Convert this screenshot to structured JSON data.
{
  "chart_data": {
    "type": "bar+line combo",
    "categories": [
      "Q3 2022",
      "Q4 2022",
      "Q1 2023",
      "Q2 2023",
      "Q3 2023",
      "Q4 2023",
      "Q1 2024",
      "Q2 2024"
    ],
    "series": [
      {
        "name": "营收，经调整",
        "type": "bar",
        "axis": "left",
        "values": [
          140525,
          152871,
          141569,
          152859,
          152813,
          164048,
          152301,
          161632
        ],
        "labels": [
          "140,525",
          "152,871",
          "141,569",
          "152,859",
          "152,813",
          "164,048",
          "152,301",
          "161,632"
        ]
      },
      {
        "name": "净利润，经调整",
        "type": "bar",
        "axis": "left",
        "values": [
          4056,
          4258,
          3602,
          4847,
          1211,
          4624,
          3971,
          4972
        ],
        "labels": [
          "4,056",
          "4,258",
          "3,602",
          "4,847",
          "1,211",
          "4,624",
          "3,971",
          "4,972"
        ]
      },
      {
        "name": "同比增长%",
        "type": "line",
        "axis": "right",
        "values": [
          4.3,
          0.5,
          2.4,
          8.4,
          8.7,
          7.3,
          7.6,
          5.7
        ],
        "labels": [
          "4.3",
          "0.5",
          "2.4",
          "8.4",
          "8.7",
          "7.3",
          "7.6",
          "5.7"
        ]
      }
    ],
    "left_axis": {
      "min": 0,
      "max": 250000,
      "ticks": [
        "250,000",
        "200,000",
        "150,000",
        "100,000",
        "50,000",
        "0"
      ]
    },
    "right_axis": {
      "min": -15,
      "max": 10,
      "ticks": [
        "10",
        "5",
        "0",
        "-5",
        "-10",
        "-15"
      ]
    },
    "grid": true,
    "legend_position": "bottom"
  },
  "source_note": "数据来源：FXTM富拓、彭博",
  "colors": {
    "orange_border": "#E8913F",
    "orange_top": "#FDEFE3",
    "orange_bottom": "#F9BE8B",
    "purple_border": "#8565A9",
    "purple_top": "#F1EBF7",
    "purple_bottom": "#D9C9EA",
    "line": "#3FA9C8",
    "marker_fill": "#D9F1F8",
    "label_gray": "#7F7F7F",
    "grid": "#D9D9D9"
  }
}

········

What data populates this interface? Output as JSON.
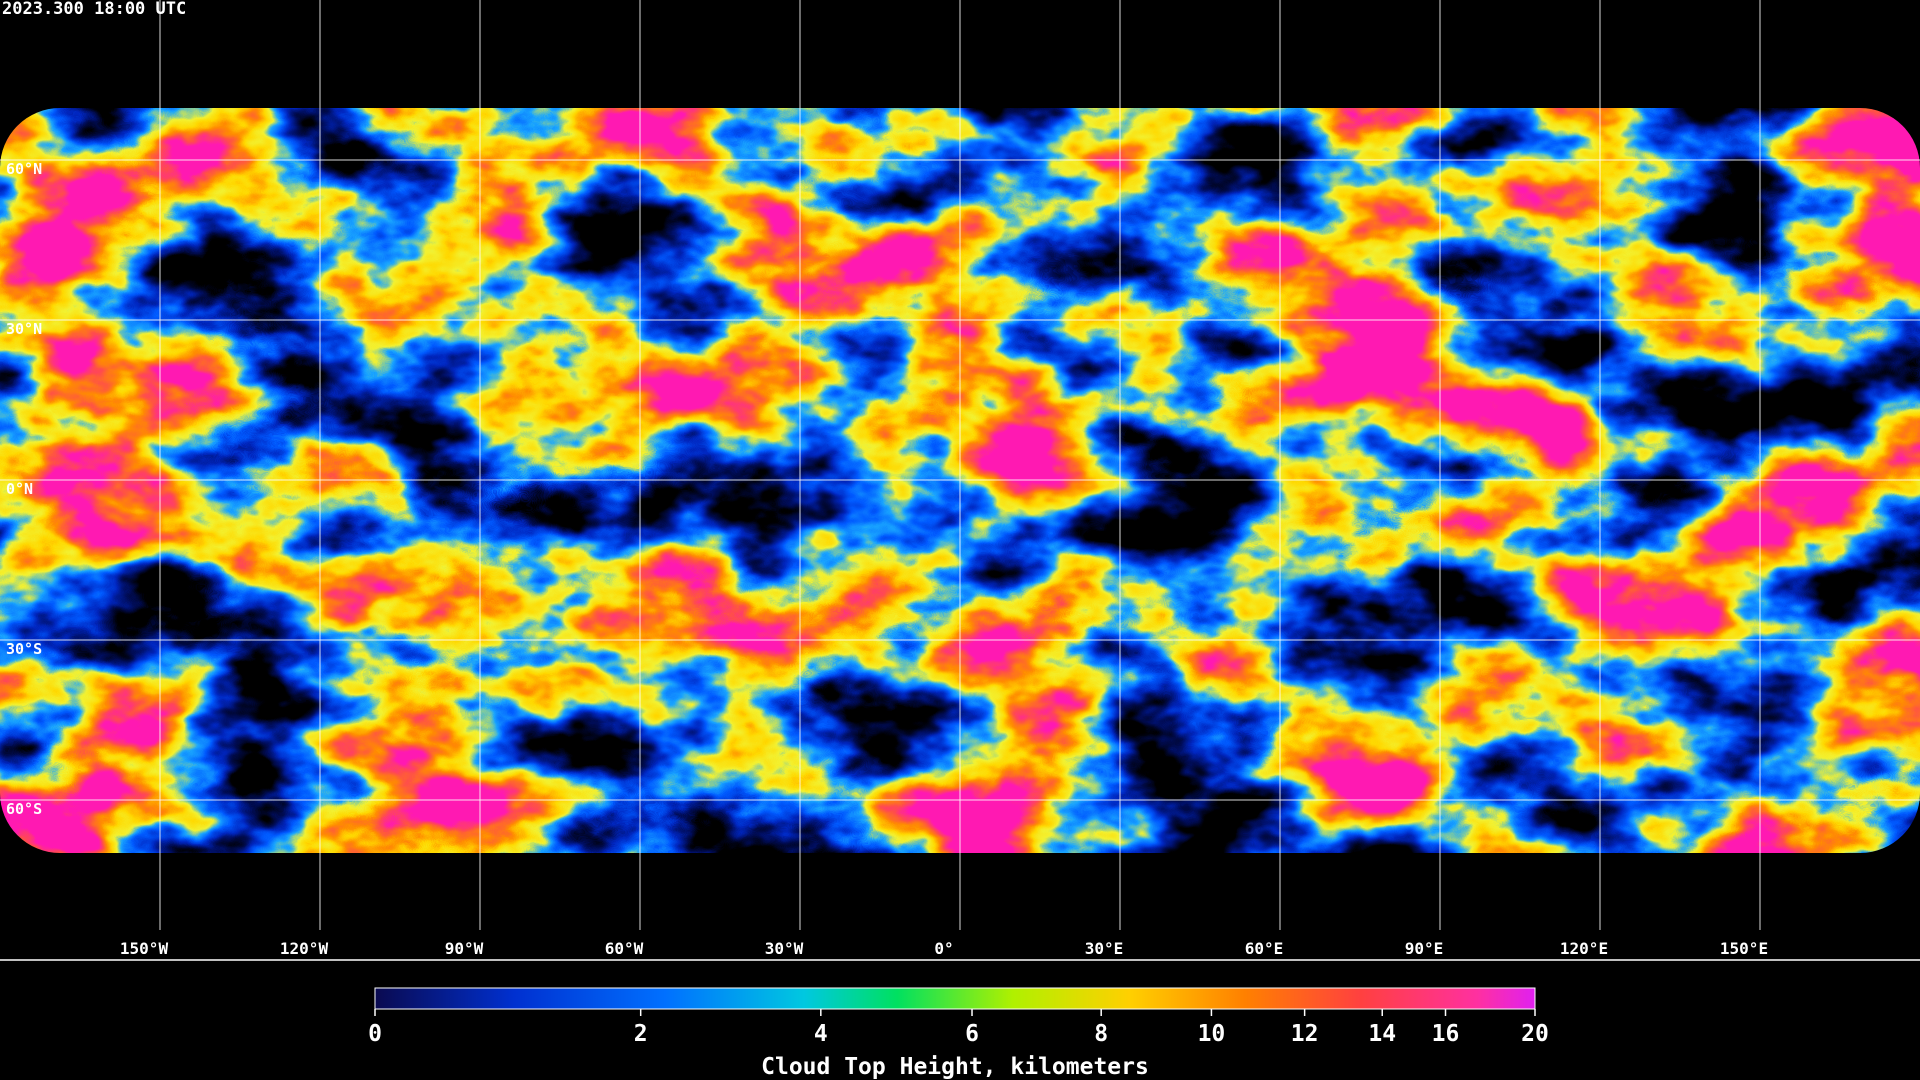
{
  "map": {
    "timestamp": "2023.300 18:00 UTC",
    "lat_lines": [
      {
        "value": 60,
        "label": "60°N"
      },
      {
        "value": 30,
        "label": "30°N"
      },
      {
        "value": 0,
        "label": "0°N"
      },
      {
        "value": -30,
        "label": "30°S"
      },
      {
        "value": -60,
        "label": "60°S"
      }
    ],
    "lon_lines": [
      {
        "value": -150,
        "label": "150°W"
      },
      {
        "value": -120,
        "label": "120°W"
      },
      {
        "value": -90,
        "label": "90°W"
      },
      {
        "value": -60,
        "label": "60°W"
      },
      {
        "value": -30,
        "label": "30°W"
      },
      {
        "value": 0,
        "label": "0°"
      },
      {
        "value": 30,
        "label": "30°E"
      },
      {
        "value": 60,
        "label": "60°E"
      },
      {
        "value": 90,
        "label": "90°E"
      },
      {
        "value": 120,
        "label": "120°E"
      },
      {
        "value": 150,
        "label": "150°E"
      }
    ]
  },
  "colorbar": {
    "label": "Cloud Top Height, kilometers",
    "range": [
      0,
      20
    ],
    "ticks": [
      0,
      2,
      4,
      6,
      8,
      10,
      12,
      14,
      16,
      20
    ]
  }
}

········

**What is asked**
Give the number of lines in the entries above that include the string "this". No other output is expected.

**Solution to the exercise**
2